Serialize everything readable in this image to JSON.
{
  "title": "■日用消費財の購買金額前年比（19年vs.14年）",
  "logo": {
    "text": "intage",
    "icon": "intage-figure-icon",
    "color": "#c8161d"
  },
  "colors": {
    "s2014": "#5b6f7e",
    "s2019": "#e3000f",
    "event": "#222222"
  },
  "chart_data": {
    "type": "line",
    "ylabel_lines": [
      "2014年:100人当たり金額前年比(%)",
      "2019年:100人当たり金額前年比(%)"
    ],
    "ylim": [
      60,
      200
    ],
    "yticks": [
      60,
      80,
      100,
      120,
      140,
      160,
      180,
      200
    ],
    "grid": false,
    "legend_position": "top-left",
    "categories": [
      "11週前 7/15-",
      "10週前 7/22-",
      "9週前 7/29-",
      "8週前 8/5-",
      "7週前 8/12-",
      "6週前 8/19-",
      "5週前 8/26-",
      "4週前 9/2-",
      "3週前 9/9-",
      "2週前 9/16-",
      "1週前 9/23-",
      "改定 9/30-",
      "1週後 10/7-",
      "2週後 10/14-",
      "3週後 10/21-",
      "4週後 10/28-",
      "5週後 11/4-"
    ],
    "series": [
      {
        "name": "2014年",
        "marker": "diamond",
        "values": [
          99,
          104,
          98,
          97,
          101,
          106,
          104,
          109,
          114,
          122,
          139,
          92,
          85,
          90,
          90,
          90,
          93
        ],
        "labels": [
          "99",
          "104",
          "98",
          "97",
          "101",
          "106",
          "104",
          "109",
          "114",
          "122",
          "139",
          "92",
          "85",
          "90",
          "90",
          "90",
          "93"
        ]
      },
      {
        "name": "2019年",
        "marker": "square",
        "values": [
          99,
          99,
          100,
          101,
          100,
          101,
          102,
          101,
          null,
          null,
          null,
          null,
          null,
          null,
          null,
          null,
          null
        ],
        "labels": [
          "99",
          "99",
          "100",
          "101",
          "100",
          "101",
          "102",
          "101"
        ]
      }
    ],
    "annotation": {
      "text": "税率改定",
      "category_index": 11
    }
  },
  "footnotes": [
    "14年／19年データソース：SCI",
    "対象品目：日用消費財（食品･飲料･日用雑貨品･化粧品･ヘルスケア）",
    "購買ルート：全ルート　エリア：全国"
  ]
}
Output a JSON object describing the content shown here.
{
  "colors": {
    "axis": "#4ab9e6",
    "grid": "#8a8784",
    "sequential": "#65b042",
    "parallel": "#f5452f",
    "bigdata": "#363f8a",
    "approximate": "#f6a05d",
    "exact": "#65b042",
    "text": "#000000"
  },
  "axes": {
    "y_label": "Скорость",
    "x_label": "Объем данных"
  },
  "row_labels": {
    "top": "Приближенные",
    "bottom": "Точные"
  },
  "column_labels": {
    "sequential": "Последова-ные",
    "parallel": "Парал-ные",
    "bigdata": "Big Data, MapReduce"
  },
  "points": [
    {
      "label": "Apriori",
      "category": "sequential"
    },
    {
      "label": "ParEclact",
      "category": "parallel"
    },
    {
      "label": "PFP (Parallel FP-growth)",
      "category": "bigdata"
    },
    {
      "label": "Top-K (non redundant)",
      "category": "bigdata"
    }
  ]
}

+-------+

* **REQUIREMENT**
Look above for the line that holds "Output a JSON", then copy it and each line after it exactly, through the last line of the data.

* **EXERCISE RESPONSE**
Output a JSON object describing the content shown here.
{
  "colors": {
    "axis": "#4ab9e6",
    "grid": "#8a8784",
    "sequential": "#65b042",
    "parallel": "#f5452f",
    "bigdata": "#363f8a",
    "approximate": "#f6a05d",
    "exact": "#65b042",
    "text": "#000000"
  },
  "axes": {
    "y_label": "Скорость",
    "x_label": "Объем данных"
  },
  "row_labels": {
    "top": "Приближенные",
    "bottom": "Точные"
  },
  "column_labels": {
    "sequential": "Последова-ные",
    "parallel": "Парал-ные",
    "bigdata": "Big Data, MapReduce"
  },
  "points": [
    {
      "label": "Apriori",
      "category": "sequential"
    },
    {
      "label": "ParEclact",
      "category": "parallel"
    },
    {
      "label": "PFP (Parallel FP-growth)",
      "category": "bigdata"
    },
    {
      "label": "Top-K (non redundant)",
      "category": "bigdata"
    }
  ]
}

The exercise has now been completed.